*DATASET EXTRACT*:
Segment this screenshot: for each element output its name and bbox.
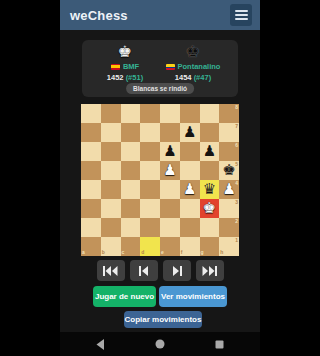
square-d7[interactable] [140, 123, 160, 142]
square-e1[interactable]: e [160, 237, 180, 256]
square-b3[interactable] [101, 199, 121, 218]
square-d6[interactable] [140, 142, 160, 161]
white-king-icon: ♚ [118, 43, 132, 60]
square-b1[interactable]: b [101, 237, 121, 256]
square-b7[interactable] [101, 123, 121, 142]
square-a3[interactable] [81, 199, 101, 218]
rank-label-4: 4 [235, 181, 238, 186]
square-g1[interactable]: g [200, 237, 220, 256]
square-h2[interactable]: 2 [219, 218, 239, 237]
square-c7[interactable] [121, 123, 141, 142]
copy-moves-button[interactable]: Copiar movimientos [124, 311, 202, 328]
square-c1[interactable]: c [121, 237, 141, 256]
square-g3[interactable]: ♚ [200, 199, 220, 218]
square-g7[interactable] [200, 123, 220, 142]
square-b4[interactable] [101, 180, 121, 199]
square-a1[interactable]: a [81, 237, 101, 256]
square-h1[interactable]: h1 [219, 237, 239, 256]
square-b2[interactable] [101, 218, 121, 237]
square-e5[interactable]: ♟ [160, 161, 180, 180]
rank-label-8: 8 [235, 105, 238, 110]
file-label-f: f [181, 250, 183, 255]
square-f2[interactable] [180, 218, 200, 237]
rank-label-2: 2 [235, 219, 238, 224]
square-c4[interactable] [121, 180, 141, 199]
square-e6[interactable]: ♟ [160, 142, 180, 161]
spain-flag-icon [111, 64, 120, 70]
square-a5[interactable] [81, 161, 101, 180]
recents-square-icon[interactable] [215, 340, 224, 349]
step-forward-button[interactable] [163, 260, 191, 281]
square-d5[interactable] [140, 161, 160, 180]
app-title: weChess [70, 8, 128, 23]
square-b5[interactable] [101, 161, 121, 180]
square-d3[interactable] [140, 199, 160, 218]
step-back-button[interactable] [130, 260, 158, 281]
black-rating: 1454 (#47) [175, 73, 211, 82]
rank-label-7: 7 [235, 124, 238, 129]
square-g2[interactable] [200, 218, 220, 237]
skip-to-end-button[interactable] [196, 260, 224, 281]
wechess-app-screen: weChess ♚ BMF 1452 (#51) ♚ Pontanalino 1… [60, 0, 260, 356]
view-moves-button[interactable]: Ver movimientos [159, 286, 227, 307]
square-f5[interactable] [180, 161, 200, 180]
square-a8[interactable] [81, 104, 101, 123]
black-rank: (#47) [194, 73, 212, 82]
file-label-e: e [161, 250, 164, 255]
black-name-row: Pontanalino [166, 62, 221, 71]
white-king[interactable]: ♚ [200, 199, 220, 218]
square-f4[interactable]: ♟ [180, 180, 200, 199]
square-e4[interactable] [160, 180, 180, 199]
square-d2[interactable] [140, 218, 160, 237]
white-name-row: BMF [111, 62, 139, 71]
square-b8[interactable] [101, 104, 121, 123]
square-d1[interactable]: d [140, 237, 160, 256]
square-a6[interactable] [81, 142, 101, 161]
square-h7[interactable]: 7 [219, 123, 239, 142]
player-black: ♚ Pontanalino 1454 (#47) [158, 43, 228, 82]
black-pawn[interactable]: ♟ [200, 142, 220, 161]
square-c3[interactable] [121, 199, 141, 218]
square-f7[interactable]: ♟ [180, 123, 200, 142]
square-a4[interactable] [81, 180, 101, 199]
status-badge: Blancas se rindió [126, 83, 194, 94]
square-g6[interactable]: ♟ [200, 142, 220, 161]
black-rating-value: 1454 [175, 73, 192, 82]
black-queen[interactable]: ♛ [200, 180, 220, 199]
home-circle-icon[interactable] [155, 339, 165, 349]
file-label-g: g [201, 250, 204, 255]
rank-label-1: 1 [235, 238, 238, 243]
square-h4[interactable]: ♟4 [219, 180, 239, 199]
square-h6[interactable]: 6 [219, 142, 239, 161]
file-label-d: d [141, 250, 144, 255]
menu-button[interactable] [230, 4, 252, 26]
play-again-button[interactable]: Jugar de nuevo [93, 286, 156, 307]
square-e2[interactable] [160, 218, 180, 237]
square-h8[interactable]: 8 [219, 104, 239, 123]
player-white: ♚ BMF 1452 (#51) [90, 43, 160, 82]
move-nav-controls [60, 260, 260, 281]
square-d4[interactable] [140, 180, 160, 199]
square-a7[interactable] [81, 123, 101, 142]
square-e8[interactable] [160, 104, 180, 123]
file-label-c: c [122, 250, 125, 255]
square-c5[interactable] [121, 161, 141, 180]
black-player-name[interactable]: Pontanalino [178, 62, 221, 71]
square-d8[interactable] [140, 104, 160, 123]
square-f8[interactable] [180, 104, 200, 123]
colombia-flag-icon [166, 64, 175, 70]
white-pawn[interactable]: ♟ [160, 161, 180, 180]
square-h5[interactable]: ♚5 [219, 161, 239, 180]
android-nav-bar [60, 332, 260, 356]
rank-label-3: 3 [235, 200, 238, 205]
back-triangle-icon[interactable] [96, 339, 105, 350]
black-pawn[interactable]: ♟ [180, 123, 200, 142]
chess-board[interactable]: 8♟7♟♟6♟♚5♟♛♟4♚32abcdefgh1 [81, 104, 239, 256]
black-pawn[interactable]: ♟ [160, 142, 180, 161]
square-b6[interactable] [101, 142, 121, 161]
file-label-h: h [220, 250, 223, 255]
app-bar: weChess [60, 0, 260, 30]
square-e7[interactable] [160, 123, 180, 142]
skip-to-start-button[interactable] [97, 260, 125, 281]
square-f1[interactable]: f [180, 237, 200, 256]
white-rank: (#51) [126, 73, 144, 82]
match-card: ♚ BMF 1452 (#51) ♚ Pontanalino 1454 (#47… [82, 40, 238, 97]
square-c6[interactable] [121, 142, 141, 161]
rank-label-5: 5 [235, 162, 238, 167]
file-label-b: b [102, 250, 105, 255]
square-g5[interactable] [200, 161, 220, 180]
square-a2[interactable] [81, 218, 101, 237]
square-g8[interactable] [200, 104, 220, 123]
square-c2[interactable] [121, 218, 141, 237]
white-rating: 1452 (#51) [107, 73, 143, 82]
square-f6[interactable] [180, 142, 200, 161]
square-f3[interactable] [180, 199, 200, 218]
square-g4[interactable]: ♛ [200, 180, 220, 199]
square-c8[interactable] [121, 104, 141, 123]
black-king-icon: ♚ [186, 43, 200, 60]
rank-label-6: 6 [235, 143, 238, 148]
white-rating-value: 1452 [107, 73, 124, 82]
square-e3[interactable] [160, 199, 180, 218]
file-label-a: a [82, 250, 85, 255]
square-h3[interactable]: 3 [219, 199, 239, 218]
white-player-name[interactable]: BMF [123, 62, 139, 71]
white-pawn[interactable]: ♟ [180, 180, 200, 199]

*SET PROBLEM*: Could you return every line of the records above word for word, leaving out the pictures?

*TASK SOLUTION*:
Segment this screenshot: for each element output its name and bbox.
square-d7[interactable] [140, 123, 160, 142]
square-e1[interactable]: e [160, 237, 180, 256]
square-b3[interactable] [101, 199, 121, 218]
square-d6[interactable] [140, 142, 160, 161]
white-king-icon: ♚ [118, 43, 132, 60]
square-b1[interactable]: b [101, 237, 121, 256]
square-b7[interactable] [101, 123, 121, 142]
square-a3[interactable] [81, 199, 101, 218]
rank-label-4: 4 [235, 181, 238, 186]
square-g1[interactable]: g [200, 237, 220, 256]
square-h2[interactable]: 2 [219, 218, 239, 237]
square-c7[interactable] [121, 123, 141, 142]
copy-moves-button[interactable]: Copiar movimientos [124, 311, 202, 328]
square-c1[interactable]: c [121, 237, 141, 256]
square-g3[interactable]: ♚ [200, 199, 220, 218]
square-g7[interactable] [200, 123, 220, 142]
square-b4[interactable] [101, 180, 121, 199]
square-a1[interactable]: a [81, 237, 101, 256]
square-h1[interactable]: h1 [219, 237, 239, 256]
square-b2[interactable] [101, 218, 121, 237]
square-e5[interactable]: ♟ [160, 161, 180, 180]
rank-label-8: 8 [235, 105, 238, 110]
file-label-f: f [181, 250, 183, 255]
square-f2[interactable] [180, 218, 200, 237]
rank-label-2: 2 [235, 219, 238, 224]
square-c4[interactable] [121, 180, 141, 199]
square-e6[interactable]: ♟ [160, 142, 180, 161]
spain-flag-icon [111, 64, 120, 70]
square-a5[interactable] [81, 161, 101, 180]
recents-square-icon[interactable] [215, 340, 224, 349]
step-forward-button[interactable] [163, 260, 191, 281]
square-d5[interactable] [140, 161, 160, 180]
app-title: weChess [70, 8, 128, 23]
square-b5[interactable] [101, 161, 121, 180]
square-d3[interactable] [140, 199, 160, 218]
step-back-button[interactable] [130, 260, 158, 281]
black-rating: 1454 (#47) [175, 73, 211, 82]
rank-label-7: 7 [235, 124, 238, 129]
square-g2[interactable] [200, 218, 220, 237]
skip-to-end-button[interactable] [196, 260, 224, 281]
wechess-app-screen: weChess ♚ BMF 1452 (#51) ♚ Pontanalino 1… [60, 0, 260, 356]
view-moves-button[interactable]: Ver movimientos [159, 286, 227, 307]
square-f5[interactable] [180, 161, 200, 180]
square-a8[interactable] [81, 104, 101, 123]
black-rank: (#47) [194, 73, 212, 82]
file-label-e: e [161, 250, 164, 255]
black-name-row: Pontanalino [166, 62, 221, 71]
white-king[interactable]: ♚ [200, 199, 220, 218]
square-f4[interactable]: ♟ [180, 180, 200, 199]
square-e4[interactable] [160, 180, 180, 199]
square-d2[interactable] [140, 218, 160, 237]
white-name-row: BMF [111, 62, 139, 71]
square-b8[interactable] [101, 104, 121, 123]
square-d1[interactable]: d [140, 237, 160, 256]
square-a6[interactable] [81, 142, 101, 161]
square-h7[interactable]: 7 [219, 123, 239, 142]
player-black: ♚ Pontanalino 1454 (#47) [158, 43, 228, 82]
black-pawn[interactable]: ♟ [200, 142, 220, 161]
square-c3[interactable] [121, 199, 141, 218]
square-f7[interactable]: ♟ [180, 123, 200, 142]
square-a4[interactable] [81, 180, 101, 199]
status-badge: Blancas se rindió [126, 83, 194, 94]
square-g6[interactable]: ♟ [200, 142, 220, 161]
black-rating-value: 1454 [175, 73, 192, 82]
black-queen[interactable]: ♛ [200, 180, 220, 199]
home-circle-icon[interactable] [155, 339, 165, 349]
file-label-g: g [201, 250, 204, 255]
rank-label-1: 1 [235, 238, 238, 243]
square-h4[interactable]: ♟4 [219, 180, 239, 199]
square-h6[interactable]: 6 [219, 142, 239, 161]
file-label-d: d [141, 250, 144, 255]
menu-button[interactable] [230, 4, 252, 26]
play-again-button[interactable]: Jugar de nuevo [93, 286, 156, 307]
square-e2[interactable] [160, 218, 180, 237]
square-h8[interactable]: 8 [219, 104, 239, 123]
player-white: ♚ BMF 1452 (#51) [90, 43, 160, 82]
move-nav-controls [60, 260, 260, 281]
square-d4[interactable] [140, 180, 160, 199]
square-a7[interactable] [81, 123, 101, 142]
square-e8[interactable] [160, 104, 180, 123]
file-label-c: c [122, 250, 125, 255]
square-c5[interactable] [121, 161, 141, 180]
black-player-name[interactable]: Pontanalino [178, 62, 221, 71]
square-d8[interactable] [140, 104, 160, 123]
square-f8[interactable] [180, 104, 200, 123]
colombia-flag-icon [166, 64, 175, 70]
white-pawn[interactable]: ♟ [160, 161, 180, 180]
square-h5[interactable]: ♚5 [219, 161, 239, 180]
android-nav-bar [60, 332, 260, 356]
rank-label-3: 3 [235, 200, 238, 205]
back-triangle-icon[interactable] [96, 339, 105, 350]
black-pawn[interactable]: ♟ [180, 123, 200, 142]
chess-board[interactable]: 8♟7♟♟6♟♚5♟♛♟4♚32abcdefgh1 [81, 104, 239, 256]
black-pawn[interactable]: ♟ [160, 142, 180, 161]
square-b6[interactable] [101, 142, 121, 161]
file-label-h: h [220, 250, 223, 255]
app-bar: weChess [60, 0, 260, 30]
square-e7[interactable] [160, 123, 180, 142]
skip-to-start-button[interactable] [97, 260, 125, 281]
square-f1[interactable]: f [180, 237, 200, 256]
white-rank: (#51) [126, 73, 144, 82]
match-card: ♚ BMF 1452 (#51) ♚ Pontanalino 1454 (#47… [82, 40, 238, 97]
square-c6[interactable] [121, 142, 141, 161]
rank-label-5: 5 [235, 162, 238, 167]
file-label-b: b [102, 250, 105, 255]
square-g5[interactable] [200, 161, 220, 180]
square-a2[interactable] [81, 218, 101, 237]
square-g8[interactable] [200, 104, 220, 123]
square-c2[interactable] [121, 218, 141, 237]
white-rating: 1452 (#51) [107, 73, 143, 82]
square-f6[interactable] [180, 142, 200, 161]
square-f3[interactable] [180, 199, 200, 218]
square-g4[interactable]: ♛ [200, 180, 220, 199]
square-c8[interactable] [121, 104, 141, 123]
black-king-icon: ♚ [186, 43, 200, 60]
rank-label-6: 6 [235, 143, 238, 148]
white-rating-value: 1452 [107, 73, 124, 82]
square-e3[interactable] [160, 199, 180, 218]
file-label-a: a [82, 250, 85, 255]
square-h3[interactable]: 3 [219, 199, 239, 218]
white-player-name[interactable]: BMF [123, 62, 139, 71]
white-pawn[interactable]: ♟ [180, 180, 200, 199]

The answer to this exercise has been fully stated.